__Instructions for the task__
Find the lines with the string "source" and return them.

Begin

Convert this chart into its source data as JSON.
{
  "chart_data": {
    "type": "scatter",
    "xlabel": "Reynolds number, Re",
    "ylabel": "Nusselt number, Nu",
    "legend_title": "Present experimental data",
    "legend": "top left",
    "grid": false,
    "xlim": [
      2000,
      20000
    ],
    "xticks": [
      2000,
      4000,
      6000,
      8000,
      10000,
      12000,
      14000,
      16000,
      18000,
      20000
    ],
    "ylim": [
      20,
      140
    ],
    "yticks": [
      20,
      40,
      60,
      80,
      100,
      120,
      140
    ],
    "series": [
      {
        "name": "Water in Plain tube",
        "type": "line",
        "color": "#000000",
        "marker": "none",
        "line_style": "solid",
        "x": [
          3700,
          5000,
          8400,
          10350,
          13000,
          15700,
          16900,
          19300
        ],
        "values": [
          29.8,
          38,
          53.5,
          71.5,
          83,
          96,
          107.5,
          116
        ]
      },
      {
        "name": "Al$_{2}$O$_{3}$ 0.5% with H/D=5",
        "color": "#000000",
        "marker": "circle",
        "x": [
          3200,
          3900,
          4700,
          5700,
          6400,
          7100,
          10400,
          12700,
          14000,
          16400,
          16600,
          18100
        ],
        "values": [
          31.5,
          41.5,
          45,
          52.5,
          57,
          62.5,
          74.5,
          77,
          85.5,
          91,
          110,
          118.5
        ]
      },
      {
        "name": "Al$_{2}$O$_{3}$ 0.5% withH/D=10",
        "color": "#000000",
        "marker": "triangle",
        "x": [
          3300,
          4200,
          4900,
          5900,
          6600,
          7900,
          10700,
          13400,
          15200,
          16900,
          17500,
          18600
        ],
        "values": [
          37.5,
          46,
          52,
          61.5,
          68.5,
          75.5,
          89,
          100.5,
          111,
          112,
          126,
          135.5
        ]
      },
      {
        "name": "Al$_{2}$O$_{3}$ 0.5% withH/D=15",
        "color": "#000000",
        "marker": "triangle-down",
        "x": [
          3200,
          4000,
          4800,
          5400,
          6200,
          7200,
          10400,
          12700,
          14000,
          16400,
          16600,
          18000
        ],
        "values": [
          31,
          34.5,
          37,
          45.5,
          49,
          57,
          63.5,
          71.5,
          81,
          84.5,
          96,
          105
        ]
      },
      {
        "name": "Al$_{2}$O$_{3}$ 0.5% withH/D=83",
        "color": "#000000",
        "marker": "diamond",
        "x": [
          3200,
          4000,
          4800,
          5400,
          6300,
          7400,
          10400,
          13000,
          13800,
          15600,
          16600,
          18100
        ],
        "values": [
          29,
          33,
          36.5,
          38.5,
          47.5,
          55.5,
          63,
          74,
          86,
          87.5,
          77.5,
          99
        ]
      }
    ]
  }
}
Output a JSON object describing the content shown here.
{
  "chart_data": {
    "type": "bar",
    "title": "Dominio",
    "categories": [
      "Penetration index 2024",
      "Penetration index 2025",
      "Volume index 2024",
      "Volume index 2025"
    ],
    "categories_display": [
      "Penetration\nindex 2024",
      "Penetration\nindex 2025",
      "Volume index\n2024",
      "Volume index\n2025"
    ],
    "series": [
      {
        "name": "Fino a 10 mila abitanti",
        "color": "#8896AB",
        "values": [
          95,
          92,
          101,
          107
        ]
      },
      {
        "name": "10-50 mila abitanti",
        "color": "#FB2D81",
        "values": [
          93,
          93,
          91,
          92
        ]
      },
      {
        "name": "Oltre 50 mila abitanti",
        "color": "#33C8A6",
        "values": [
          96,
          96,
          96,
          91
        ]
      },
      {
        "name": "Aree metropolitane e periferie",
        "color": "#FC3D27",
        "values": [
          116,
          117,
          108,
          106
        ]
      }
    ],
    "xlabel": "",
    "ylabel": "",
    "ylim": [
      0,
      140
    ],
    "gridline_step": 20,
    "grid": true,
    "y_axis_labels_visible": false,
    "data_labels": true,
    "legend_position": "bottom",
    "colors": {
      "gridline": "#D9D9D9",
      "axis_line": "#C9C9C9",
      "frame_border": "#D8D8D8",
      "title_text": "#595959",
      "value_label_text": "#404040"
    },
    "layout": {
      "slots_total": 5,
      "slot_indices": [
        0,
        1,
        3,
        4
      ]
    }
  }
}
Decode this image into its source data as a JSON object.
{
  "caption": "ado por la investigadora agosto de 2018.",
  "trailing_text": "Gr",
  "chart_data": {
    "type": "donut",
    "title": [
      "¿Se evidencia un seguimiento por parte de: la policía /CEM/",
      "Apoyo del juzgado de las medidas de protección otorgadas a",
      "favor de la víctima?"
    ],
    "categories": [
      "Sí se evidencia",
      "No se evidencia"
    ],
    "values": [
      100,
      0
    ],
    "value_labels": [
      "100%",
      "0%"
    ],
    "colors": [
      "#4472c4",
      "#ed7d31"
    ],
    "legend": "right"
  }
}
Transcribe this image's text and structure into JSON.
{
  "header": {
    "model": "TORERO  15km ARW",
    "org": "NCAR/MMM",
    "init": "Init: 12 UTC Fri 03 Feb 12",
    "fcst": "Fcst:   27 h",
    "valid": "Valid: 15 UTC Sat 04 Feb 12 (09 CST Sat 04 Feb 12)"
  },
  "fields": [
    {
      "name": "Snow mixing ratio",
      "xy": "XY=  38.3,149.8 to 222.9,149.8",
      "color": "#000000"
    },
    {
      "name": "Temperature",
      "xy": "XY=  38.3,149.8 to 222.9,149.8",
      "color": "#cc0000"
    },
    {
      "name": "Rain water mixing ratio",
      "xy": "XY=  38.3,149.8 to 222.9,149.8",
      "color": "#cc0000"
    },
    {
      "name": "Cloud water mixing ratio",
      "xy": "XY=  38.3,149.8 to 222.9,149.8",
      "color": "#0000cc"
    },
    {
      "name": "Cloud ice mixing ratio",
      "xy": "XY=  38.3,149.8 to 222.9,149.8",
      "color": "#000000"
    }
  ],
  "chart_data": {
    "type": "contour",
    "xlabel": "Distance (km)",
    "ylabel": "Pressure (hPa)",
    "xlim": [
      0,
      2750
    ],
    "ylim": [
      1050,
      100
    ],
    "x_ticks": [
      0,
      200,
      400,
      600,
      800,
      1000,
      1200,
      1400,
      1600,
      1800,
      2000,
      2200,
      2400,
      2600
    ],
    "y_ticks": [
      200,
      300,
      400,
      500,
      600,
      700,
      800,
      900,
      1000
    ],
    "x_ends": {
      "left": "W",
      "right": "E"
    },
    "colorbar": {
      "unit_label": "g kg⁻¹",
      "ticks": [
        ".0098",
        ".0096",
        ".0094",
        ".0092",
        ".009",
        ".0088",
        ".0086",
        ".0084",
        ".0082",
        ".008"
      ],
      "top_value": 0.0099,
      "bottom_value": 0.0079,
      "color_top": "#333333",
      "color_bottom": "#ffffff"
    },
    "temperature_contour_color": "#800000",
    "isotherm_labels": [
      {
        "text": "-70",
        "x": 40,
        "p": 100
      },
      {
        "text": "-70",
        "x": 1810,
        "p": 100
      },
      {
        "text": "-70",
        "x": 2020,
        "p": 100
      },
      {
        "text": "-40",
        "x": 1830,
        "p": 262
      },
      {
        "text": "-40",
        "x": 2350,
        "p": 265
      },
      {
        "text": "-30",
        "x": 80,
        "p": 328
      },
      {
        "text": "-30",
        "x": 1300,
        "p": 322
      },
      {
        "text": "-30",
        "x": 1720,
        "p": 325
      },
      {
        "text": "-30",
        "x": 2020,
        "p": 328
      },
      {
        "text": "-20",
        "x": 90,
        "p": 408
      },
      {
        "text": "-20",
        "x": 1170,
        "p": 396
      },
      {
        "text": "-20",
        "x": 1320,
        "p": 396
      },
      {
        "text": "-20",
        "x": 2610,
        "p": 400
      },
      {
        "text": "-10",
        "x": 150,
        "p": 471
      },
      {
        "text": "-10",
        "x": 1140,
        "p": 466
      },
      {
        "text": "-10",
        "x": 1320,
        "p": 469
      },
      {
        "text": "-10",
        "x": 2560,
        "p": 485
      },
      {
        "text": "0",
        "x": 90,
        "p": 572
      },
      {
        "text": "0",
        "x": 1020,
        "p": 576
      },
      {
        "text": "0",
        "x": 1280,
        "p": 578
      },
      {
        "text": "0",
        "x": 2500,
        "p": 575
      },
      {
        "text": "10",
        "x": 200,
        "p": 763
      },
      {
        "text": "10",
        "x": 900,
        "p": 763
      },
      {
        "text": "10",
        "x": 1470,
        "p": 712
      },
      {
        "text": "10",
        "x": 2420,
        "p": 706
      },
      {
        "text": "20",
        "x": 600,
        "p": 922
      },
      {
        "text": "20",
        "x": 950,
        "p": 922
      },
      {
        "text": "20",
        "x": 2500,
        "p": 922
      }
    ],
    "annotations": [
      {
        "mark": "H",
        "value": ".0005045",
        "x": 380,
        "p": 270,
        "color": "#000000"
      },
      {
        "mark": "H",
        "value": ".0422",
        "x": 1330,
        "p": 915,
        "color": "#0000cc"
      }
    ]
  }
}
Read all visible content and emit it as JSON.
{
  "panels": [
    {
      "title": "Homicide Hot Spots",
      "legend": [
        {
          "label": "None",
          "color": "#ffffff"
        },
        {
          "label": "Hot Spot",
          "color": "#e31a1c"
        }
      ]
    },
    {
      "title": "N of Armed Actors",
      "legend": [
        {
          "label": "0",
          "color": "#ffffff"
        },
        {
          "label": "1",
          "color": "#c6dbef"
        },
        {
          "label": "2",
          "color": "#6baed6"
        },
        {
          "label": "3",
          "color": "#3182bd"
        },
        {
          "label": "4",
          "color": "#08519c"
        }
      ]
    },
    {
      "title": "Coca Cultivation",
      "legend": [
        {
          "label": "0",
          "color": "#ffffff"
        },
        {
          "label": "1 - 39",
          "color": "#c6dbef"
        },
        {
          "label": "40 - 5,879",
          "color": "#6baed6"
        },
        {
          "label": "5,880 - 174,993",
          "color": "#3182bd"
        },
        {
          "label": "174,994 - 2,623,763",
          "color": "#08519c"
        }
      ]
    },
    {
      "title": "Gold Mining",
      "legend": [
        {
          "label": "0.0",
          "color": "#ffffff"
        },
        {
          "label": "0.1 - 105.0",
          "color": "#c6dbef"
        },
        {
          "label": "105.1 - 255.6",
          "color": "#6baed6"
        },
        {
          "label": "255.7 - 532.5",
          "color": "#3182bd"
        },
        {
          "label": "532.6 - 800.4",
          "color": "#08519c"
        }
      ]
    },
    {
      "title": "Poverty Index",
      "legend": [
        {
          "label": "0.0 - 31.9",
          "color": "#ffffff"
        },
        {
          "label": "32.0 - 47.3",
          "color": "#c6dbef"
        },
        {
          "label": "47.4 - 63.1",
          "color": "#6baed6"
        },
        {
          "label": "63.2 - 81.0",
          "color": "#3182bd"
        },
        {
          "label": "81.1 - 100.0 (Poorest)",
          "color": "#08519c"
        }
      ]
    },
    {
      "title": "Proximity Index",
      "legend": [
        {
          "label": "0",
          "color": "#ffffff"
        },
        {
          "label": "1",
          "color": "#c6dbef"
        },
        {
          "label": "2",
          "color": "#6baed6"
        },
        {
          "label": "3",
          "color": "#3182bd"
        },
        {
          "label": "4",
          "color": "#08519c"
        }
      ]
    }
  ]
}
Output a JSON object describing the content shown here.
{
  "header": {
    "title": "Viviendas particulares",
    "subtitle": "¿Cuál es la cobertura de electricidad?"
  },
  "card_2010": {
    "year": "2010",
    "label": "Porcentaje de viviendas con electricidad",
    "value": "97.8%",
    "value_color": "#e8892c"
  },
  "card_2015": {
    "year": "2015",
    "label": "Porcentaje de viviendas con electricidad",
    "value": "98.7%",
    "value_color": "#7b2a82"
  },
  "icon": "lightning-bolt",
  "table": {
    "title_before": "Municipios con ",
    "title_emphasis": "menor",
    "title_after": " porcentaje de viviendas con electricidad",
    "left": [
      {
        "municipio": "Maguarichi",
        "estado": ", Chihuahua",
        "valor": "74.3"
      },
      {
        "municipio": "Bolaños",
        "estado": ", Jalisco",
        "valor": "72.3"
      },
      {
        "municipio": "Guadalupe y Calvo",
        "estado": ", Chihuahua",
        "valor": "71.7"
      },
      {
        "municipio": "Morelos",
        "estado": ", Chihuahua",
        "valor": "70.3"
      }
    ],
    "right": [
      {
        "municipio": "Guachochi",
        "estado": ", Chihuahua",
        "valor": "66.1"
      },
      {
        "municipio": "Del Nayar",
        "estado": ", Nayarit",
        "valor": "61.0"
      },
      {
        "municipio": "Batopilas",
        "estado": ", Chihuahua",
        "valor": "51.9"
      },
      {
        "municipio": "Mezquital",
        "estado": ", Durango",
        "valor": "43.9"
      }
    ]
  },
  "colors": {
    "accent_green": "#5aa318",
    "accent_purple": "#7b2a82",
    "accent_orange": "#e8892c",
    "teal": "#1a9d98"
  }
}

End

__Worked solution__
Convert this chart into its source data as JSON.
Decode this image into its source data as a JSON object.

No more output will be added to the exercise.